Extracted entries.

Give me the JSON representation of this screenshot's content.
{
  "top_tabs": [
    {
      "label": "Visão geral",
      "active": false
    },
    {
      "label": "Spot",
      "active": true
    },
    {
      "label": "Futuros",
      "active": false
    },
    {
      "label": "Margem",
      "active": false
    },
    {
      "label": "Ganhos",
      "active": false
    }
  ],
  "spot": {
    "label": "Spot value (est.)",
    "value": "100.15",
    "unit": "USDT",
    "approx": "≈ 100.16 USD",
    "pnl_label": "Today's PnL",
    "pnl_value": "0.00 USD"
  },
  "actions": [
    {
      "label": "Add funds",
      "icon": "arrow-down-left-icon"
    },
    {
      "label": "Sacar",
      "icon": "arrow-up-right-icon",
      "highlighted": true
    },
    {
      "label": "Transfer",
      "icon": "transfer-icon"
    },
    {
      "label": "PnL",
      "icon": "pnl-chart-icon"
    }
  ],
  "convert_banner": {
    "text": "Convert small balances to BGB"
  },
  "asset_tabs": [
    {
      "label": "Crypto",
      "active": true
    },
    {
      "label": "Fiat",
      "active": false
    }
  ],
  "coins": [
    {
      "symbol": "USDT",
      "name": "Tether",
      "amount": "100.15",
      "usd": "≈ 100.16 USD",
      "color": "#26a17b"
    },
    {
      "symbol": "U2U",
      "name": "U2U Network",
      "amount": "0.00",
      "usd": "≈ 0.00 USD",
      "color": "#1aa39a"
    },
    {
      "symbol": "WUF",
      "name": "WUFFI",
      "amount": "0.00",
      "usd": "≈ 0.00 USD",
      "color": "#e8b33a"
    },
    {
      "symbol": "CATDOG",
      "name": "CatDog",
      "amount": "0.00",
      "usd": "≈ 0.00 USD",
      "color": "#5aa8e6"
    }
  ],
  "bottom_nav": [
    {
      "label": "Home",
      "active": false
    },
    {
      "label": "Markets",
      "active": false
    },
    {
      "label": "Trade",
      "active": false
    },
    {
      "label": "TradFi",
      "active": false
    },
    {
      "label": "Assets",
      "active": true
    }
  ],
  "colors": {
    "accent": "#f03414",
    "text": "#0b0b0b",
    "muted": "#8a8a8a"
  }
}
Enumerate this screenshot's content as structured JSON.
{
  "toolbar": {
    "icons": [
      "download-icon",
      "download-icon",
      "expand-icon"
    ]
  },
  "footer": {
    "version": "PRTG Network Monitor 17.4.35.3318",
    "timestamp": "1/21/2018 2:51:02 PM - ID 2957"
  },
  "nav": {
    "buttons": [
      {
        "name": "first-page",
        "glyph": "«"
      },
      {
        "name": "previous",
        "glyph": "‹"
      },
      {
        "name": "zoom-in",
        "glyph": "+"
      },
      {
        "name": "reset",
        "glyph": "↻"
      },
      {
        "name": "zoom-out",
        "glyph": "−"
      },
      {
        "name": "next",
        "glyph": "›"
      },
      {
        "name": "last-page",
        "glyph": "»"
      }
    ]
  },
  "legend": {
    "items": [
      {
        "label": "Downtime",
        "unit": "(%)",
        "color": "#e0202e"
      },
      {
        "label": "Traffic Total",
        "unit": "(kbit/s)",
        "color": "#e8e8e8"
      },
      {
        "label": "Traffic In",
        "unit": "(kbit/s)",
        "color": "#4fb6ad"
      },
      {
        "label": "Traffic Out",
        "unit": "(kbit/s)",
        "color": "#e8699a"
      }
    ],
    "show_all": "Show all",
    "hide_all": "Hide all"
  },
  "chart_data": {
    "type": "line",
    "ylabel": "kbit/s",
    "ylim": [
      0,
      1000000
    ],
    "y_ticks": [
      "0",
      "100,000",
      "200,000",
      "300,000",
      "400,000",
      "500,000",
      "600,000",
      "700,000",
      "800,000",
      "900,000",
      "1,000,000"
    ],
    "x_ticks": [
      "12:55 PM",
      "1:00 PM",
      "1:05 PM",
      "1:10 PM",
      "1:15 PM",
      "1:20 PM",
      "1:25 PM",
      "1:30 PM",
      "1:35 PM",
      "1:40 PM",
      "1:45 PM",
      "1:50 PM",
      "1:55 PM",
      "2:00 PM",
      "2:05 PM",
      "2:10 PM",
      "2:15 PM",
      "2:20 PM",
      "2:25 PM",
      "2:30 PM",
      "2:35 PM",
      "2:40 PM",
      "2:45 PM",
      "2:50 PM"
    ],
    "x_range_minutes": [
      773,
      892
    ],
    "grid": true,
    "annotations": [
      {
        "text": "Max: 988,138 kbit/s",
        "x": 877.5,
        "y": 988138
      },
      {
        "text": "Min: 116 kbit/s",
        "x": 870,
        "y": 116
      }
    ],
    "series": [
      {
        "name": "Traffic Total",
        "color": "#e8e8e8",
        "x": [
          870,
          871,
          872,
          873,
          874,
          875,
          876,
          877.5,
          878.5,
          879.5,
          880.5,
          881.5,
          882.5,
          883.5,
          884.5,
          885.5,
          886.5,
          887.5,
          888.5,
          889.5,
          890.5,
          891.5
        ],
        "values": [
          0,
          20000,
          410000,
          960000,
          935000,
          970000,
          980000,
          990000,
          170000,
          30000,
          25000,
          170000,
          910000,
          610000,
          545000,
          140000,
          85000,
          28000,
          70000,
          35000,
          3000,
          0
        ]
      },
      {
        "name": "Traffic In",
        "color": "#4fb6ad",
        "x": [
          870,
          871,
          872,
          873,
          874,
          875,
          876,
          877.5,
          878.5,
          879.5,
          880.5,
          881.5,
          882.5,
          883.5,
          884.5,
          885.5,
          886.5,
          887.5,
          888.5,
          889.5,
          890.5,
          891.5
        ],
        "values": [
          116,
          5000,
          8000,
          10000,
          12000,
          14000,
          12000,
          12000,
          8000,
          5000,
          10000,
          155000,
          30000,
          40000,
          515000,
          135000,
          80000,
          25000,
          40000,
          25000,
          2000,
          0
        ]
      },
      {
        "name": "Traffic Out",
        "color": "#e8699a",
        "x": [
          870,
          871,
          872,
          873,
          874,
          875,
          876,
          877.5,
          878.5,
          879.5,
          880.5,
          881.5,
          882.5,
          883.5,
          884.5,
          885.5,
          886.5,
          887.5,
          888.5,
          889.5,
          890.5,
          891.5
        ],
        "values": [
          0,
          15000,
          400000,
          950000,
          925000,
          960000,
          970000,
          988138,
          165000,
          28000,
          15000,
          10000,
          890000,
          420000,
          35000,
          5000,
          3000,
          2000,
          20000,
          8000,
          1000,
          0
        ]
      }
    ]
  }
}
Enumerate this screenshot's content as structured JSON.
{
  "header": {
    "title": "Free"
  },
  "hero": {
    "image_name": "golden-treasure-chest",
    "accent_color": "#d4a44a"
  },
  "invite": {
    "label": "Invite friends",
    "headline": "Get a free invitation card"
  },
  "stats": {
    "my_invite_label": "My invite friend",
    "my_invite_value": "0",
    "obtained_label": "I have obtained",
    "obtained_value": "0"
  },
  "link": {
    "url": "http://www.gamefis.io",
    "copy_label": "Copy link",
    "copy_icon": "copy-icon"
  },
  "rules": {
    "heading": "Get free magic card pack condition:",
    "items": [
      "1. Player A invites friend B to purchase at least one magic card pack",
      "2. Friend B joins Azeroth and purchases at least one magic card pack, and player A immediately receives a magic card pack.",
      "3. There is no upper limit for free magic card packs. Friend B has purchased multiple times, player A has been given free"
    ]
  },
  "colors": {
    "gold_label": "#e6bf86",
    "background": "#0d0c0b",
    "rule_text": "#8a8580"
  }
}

Task directions.
Extract the complete data, matching each line exactly.

Solution to this exercise.
Give me the JSON representation of this screenshot's content.
{
  "top_tabs": [
    {
      "label": "Visão geral",
      "active": false
    },
    {
      "label": "Spot",
      "active": true
    },
    {
      "label": "Futuros",
      "active": false
    },
    {
      "label": "Margem",
      "active": false
    },
    {
      "label": "Ganhos",
      "active": false
    }
  ],
  "spot": {
    "label": "Spot value (est.)",
    "value": "100.15",
    "unit": "USDT",
    "approx": "≈ 100.16 USD",
    "pnl_label": "Today's PnL",
    "pnl_value": "0.00 USD"
  },
  "actions": [
    {
      "label": "Add funds",
      "icon": "arrow-down-left-icon"
    },
    {
      "label": "Sacar",
      "icon": "arrow-up-right-icon",
      "highlighted": true
    },
    {
      "label": "Transfer",
      "icon": "transfer-icon"
    },
    {
      "label": "PnL",
      "icon": "pnl-chart-icon"
    }
  ],
  "convert_banner": {
    "text": "Convert small balances to BGB"
  },
  "asset_tabs": [
    {
      "label": "Crypto",
      "active": true
    },
    {
      "label": "Fiat",
      "active": false
    }
  ],
  "coins": [
    {
      "symbol": "USDT",
      "name": "Tether",
      "amount": "100.15",
      "usd": "≈ 100.16 USD",
      "color": "#26a17b"
    },
    {
      "symbol": "U2U",
      "name": "U2U Network",
      "amount": "0.00",
      "usd": "≈ 0.00 USD",
      "color": "#1aa39a"
    },
    {
      "symbol": "WUF",
      "name": "WUFFI",
      "amount": "0.00",
      "usd": "≈ 0.00 USD",
      "color": "#e8b33a"
    },
    {
      "symbol": "CATDOG",
      "name": "CatDog",
      "amount": "0.00",
      "usd": "≈ 0.00 USD",
      "color": "#5aa8e6"
    }
  ],
  "bottom_nav": [
    {
      "label": "Home",
      "active": false
    },
    {
      "label": "Markets",
      "active": false
    },
    {
      "label": "Trade",
      "active": false
    },
    {
      "label": "TradFi",
      "active": false
    },
    {
      "label": "Assets",
      "active": true
    }
  ],
  "colors": {
    "accent": "#f03414",
    "text": "#0b0b0b",
    "muted": "#8a8a8a"
  }
}
Enumerate this screenshot's content as structured JSON.
{
  "toolbar": {
    "icons": [
      "download-icon",
      "download-icon",
      "expand-icon"
    ]
  },
  "footer": {
    "version": "PRTG Network Monitor 17.4.35.3318",
    "timestamp": "1/21/2018 2:51:02 PM - ID 2957"
  },
  "nav": {
    "buttons": [
      {
        "name": "first-page",
        "glyph": "«"
      },
      {
        "name": "previous",
        "glyph": "‹"
      },
      {
        "name": "zoom-in",
        "glyph": "+"
      },
      {
        "name": "reset",
        "glyph": "↻"
      },
      {
        "name": "zoom-out",
        "glyph": "−"
      },
      {
        "name": "next",
        "glyph": "›"
      },
      {
        "name": "last-page",
        "glyph": "»"
      }
    ]
  },
  "legend": {
    "items": [
      {
        "label": "Downtime",
        "unit": "(%)",
        "color": "#e0202e"
      },
      {
        "label": "Traffic Total",
        "unit": "(kbit/s)",
        "color": "#e8e8e8"
      },
      {
        "label": "Traffic In",
        "unit": "(kbit/s)",
        "color": "#4fb6ad"
      },
      {
        "label": "Traffic Out",
        "unit": "(kbit/s)",
        "color": "#e8699a"
      }
    ],
    "show_all": "Show all",
    "hide_all": "Hide all"
  },
  "chart_data": {
    "type": "line",
    "ylabel": "kbit/s",
    "ylim": [
      0,
      1000000
    ],
    "y_ticks": [
      "0",
      "100,000",
      "200,000",
      "300,000",
      "400,000",
      "500,000",
      "600,000",
      "700,000",
      "800,000",
      "900,000",
      "1,000,000"
    ],
    "x_ticks": [
      "12:55 PM",
      "1:00 PM",
      "1:05 PM",
      "1:10 PM",
      "1:15 PM",
      "1:20 PM",
      "1:25 PM",
      "1:30 PM",
      "1:35 PM",
      "1:40 PM",
      "1:45 PM",
      "1:50 PM",
      "1:55 PM",
      "2:00 PM",
      "2:05 PM",
      "2:10 PM",
      "2:15 PM",
      "2:20 PM",
      "2:25 PM",
      "2:30 PM",
      "2:35 PM",
      "2:40 PM",
      "2:45 PM",
      "2:50 PM"
    ],
    "x_range_minutes": [
      773,
      892
    ],
    "grid": true,
    "annotations": [
      {
        "text": "Max: 988,138 kbit/s",
        "x": 877.5,
        "y": 988138
      },
      {
        "text": "Min: 116 kbit/s",
        "x": 870,
        "y": 116
      }
    ],
    "series": [
      {
        "name": "Traffic Total",
        "color": "#e8e8e8",
        "x": [
          870,
          871,
          872,
          873,
          874,
          875,
          876,
          877.5,
          878.5,
          879.5,
          880.5,
          881.5,
          882.5,
          883.5,
          884.5,
          885.5,
          886.5,
          887.5,
          888.5,
          889.5,
          890.5,
          891.5
        ],
        "values": [
          0,
          20000,
          410000,
          960000,
          935000,
          970000,
          980000,
          990000,
          170000,
          30000,
          25000,
          170000,
          910000,
          610000,
          545000,
          140000,
          85000,
          28000,
          70000,
          35000,
          3000,
          0
        ]
      },
      {
        "name": "Traffic In",
        "color": "#4fb6ad",
        "x": [
          870,
          871,
          872,
          873,
          874,
          875,
          876,
          877.5,
          878.5,
          879.5,
          880.5,
          881.5,
          882.5,
          883.5,
          884.5,
          885.5,
          886.5,
          887.5,
          888.5,
          889.5,
          890.5,
          891.5
        ],
        "values": [
          116,
          5000,
          8000,
          10000,
          12000,
          14000,
          12000,
          12000,
          8000,
          5000,
          10000,
          155000,
          30000,
          40000,
          515000,
          135000,
          80000,
          25000,
          40000,
          25000,
          2000,
          0
        ]
      },
      {
        "name": "Traffic Out",
        "color": "#e8699a",
        "x": [
          870,
          871,
          872,
          873,
          874,
          875,
          876,
          877.5,
          878.5,
          879.5,
          880.5,
          881.5,
          882.5,
          883.5,
          884.5,
          885.5,
          886.5,
          887.5,
          888.5,
          889.5,
          890.5,
          891.5
        ],
        "values": [
          0,
          15000,
          400000,
          950000,
          925000,
          960000,
          970000,
          988138,
          165000,
          28000,
          15000,
          10000,
          890000,
          420000,
          35000,
          5000,
          3000,
          2000,
          20000,
          8000,
          1000,
          0
        ]
      }
    ]
  }
}
Enumerate this screenshot's content as structured JSON.
{
  "header": {
    "title": "Free"
  },
  "hero": {
    "image_name": "golden-treasure-chest",
    "accent_color": "#d4a44a"
  },
  "invite": {
    "label": "Invite friends",
    "headline": "Get a free invitation card"
  },
  "stats": {
    "my_invite_label": "My invite friend",
    "my_invite_value": "0",
    "obtained_label": "I have obtained",
    "obtained_value": "0"
  },
  "link": {
    "url": "http://www.gamefis.io",
    "copy_label": "Copy link",
    "copy_icon": "copy-icon"
  },
  "rules": {
    "heading": "Get free magic card pack condition:",
    "items": [
      "1. Player A invites friend B to purchase at least one magic card pack",
      "2. Friend B joins Azeroth and purchases at least one magic card pack, and player A immediately receives a magic card pack.",
      "3. There is no upper limit for free magic card packs. Friend B has purchased multiple times, player A has been given free"
    ]
  },
  "colors": {
    "gold_label": "#e6bf86",
    "background": "#0d0c0b",
    "rule_text": "#8a8580"
  }
}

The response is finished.